[WHAT NEEDS TO BE DONE]
Without including any pictures, write out all the entries exactly.

-------

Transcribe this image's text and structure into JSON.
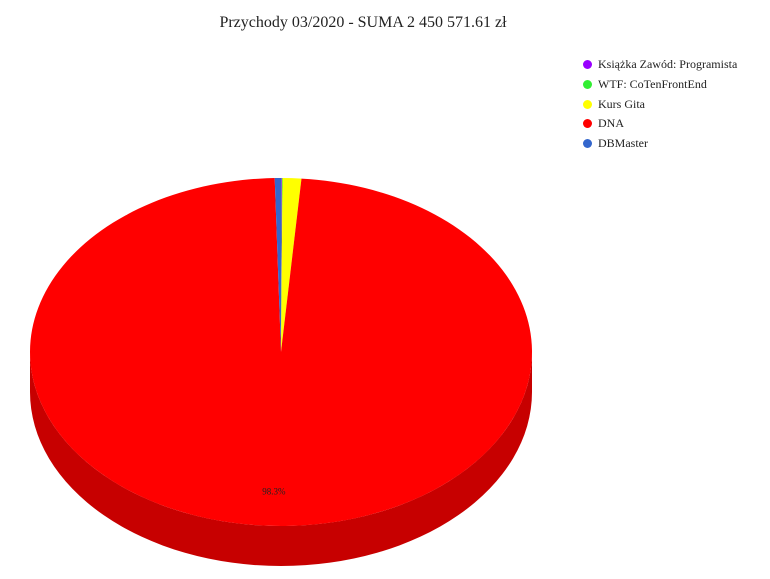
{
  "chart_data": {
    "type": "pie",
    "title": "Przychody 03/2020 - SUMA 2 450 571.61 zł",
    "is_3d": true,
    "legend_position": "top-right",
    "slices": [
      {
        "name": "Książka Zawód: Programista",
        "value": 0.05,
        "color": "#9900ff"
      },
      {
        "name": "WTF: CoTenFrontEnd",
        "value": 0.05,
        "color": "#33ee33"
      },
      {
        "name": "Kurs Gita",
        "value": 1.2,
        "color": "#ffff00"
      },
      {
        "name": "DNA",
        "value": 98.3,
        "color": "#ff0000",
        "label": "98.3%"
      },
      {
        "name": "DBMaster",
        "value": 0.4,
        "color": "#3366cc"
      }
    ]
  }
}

-------

[FULL OUTPUT]
Transcribe this image's text and structure into JSON.
{
  "chart_data": {
    "type": "pie",
    "title": "Przychody 03/2020 - SUMA 2 450 571.61 zł",
    "is_3d": true,
    "legend_position": "top-right",
    "slices": [
      {
        "name": "Książka Zawód: Programista",
        "value": 0.05,
        "color": "#9900ff"
      },
      {
        "name": "WTF: CoTenFrontEnd",
        "value": 0.05,
        "color": "#33ee33"
      },
      {
        "name": "Kurs Gita",
        "value": 1.2,
        "color": "#ffff00"
      },
      {
        "name": "DNA",
        "value": 98.3,
        "color": "#ff0000",
        "label": "98.3%"
      },
      {
        "name": "DBMaster",
        "value": 0.4,
        "color": "#3366cc"
      }
    ]
  }
}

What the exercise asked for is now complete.